*** Listed records ***

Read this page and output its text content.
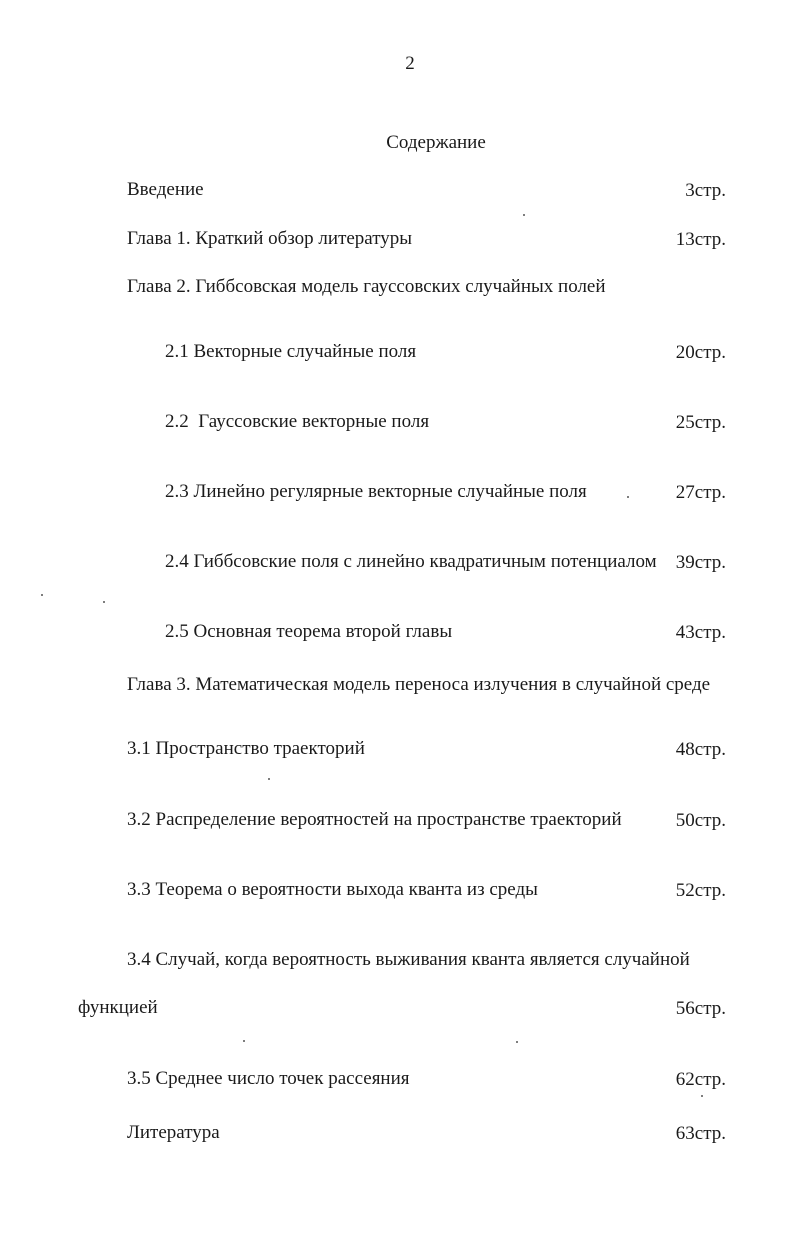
2
Содержание
Введение	3стр.
Глава 1. Краткий обзор литературы	13стр.
Глава 2. Гиббсовская модель гауссовских случайных полей
2.1 Векторные случайные поля	20стр.
2.2  Гауссовские векторные поля	25стр.
2.3 Линейно регулярные векторные случайные поля	27стр.
2.4 Гиббсовские поля с линейно квадратичным потенциалом 39стр.
2.5 Основная теорема второй главы	43стр.
Глава 3. Математическая модель переноса излучения в случайной среде
3.1 Пространство траекторий	48стр.
3.2 Распределение вероятностей на пространстве траекторий	50стр.
3.3 Теорема о вероятности выхода кванта из среды	52стр.
3.4 Случай, когда вероятность выживания кванта является случайной
функцией	56стр.
3.5 Среднее число точек рассеяния	62стр.
Литература	63стр.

***

**Your instructions**
Reproduce every line exactly and omit all pictures.

**Task solution**
Read this page and output its text content.
2
Содержание
Введение	3стр.
Глава 1. Краткий обзор литературы	13стр.
Глава 2. Гиббсовская модель гауссовских случайных полей
2.1 Векторные случайные поля	20стр.
2.2  Гауссовские векторные поля	25стр.
2.3 Линейно регулярные векторные случайные поля	27стр.
2.4 Гиббсовские поля с линейно квадратичным потенциалом 39стр.
2.5 Основная теорема второй главы	43стр.
Глава 3. Математическая модель переноса излучения в случайной среде
3.1 Пространство траекторий	48стр.
3.2 Распределение вероятностей на пространстве траекторий	50стр.
3.3 Теорема о вероятности выхода кванта из среды	52стр.
3.4 Случай, когда вероятность выживания кванта является случайной
функцией	56стр.
3.5 Среднее число точек рассеяния	62стр.
Литература	63стр.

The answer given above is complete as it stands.